[Given problem]: Gather from the material every line that contains the string "ρυθμός".

[Dataset entries]:
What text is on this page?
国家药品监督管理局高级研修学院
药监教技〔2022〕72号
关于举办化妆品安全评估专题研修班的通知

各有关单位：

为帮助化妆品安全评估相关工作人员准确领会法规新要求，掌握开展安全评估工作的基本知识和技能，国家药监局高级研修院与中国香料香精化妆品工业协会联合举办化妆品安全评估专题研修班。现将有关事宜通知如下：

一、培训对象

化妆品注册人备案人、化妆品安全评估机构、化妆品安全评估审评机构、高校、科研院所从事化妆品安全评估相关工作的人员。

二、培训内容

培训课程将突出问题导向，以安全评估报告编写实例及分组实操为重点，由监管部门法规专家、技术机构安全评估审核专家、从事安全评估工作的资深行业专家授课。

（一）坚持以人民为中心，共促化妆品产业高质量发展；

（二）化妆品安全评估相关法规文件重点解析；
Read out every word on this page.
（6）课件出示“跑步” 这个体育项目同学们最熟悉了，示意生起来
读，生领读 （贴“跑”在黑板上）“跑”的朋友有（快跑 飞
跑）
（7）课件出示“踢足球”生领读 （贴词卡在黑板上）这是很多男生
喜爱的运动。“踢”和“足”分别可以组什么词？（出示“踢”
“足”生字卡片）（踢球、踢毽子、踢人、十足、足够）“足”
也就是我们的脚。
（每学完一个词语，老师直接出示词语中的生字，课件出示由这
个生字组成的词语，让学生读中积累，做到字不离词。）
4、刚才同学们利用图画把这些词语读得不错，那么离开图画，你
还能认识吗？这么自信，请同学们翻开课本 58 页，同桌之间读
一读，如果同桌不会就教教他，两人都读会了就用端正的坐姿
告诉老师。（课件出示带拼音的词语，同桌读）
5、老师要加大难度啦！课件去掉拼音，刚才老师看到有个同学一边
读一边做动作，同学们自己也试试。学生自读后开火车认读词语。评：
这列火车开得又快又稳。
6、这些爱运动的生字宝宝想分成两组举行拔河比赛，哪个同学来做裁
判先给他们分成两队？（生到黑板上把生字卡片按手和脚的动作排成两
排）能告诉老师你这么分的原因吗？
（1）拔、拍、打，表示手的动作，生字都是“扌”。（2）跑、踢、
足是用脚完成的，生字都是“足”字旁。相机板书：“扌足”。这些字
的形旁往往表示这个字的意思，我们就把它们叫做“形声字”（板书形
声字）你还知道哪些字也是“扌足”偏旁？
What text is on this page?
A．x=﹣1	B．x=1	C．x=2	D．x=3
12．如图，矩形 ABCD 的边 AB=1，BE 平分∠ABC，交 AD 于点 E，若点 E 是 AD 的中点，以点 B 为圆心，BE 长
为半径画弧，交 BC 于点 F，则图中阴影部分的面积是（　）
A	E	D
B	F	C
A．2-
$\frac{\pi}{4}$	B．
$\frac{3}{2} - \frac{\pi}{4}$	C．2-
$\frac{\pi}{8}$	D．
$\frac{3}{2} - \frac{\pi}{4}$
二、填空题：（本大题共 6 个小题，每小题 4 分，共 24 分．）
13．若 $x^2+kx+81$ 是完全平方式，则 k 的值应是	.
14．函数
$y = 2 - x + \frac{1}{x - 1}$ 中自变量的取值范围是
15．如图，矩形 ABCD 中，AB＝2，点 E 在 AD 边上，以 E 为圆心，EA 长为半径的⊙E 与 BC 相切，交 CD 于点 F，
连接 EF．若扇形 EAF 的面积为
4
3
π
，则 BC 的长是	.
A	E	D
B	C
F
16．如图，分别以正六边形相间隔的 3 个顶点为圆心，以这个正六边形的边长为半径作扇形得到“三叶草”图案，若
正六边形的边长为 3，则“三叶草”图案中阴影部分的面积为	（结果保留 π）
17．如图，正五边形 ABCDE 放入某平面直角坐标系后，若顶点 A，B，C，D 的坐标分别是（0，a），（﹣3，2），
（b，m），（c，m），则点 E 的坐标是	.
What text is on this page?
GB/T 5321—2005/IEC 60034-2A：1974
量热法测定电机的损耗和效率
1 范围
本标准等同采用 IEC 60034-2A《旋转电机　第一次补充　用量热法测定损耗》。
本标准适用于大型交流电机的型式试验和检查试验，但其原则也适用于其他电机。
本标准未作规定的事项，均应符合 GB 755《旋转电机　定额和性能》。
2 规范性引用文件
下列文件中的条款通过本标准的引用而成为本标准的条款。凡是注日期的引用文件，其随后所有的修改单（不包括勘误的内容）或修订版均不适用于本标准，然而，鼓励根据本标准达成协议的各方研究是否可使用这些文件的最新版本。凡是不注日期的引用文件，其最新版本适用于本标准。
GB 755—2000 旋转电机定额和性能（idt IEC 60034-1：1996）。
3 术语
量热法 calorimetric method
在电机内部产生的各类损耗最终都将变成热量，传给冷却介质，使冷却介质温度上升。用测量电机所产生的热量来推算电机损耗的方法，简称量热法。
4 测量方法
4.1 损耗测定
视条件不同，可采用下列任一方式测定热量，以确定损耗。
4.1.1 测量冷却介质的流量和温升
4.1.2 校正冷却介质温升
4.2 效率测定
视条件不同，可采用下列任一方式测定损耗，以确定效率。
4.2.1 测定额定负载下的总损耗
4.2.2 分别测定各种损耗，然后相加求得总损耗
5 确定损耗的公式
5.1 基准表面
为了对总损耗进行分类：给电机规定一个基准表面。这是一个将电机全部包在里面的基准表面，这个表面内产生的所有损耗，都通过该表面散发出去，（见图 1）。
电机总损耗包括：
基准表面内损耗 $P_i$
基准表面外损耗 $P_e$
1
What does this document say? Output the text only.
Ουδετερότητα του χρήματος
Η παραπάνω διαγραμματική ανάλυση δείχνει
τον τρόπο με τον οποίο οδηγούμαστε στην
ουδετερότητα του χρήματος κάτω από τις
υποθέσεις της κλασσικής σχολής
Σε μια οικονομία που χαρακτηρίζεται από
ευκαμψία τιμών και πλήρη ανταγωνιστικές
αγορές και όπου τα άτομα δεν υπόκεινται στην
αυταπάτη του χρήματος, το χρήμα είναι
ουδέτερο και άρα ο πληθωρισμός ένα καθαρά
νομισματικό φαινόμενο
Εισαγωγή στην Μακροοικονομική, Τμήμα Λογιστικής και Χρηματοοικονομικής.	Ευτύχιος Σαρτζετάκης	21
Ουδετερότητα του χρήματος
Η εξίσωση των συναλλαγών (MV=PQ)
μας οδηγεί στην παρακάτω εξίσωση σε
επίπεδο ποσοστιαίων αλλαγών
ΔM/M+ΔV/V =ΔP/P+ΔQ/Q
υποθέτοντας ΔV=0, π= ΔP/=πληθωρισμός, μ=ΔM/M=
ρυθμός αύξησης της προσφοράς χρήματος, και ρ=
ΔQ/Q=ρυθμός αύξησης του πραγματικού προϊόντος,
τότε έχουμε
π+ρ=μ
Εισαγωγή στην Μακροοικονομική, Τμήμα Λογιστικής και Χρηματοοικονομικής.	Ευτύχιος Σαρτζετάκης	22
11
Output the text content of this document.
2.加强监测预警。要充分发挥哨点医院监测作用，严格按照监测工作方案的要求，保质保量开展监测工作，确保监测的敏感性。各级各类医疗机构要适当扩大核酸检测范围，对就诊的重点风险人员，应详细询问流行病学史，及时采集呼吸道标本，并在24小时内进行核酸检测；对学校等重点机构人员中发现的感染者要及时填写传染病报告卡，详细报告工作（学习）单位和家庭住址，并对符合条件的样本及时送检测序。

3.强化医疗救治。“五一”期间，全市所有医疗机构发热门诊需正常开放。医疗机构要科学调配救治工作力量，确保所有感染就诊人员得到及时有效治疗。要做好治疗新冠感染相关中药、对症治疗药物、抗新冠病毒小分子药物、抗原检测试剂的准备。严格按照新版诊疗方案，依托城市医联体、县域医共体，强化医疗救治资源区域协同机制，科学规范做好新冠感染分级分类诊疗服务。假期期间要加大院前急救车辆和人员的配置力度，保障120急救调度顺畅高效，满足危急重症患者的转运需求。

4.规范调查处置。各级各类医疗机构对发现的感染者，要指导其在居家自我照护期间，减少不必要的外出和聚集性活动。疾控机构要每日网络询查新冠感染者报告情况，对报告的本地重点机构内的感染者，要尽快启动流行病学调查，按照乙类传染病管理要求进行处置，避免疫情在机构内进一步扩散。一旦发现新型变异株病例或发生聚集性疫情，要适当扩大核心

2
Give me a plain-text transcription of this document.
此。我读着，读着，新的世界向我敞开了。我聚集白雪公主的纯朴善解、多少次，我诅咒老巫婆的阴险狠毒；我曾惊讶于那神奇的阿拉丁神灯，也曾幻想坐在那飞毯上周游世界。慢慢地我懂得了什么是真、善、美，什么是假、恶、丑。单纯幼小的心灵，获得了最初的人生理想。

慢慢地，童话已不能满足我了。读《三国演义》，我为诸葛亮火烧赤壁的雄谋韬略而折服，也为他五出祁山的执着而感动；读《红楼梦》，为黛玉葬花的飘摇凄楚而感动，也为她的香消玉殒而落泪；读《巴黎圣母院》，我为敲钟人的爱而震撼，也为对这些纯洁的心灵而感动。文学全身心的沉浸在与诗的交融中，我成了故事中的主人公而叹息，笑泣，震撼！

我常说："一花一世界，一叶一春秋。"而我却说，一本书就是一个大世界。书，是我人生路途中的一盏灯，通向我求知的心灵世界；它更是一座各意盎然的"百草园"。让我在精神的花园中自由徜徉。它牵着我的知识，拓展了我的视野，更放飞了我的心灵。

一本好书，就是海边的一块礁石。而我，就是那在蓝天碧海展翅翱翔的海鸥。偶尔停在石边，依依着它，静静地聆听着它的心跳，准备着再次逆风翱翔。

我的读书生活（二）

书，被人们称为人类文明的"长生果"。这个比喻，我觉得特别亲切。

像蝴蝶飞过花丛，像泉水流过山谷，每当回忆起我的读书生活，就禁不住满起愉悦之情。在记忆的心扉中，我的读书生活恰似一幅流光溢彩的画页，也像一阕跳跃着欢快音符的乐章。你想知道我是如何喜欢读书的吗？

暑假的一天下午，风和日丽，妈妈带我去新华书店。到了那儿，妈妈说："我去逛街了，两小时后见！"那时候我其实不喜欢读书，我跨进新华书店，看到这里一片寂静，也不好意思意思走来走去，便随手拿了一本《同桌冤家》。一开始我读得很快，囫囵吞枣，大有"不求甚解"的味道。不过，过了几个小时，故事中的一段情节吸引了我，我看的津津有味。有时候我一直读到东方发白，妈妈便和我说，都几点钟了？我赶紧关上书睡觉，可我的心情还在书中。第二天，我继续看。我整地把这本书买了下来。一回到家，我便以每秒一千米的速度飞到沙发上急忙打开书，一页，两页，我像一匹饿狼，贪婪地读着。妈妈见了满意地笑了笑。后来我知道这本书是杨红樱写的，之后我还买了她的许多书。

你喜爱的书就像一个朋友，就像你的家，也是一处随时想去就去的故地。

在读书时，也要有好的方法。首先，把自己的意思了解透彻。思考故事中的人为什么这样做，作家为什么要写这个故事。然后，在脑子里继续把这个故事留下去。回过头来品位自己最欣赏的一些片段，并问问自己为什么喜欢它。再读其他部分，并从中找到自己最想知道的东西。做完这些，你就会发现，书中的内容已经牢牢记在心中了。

[Result of this exercise]:
ρυθμός αύξησης της προσφοράς χρήματος, και ρ=
ΔQ/Q=ρυθμός αύξησης του πραγματικού προϊόντος,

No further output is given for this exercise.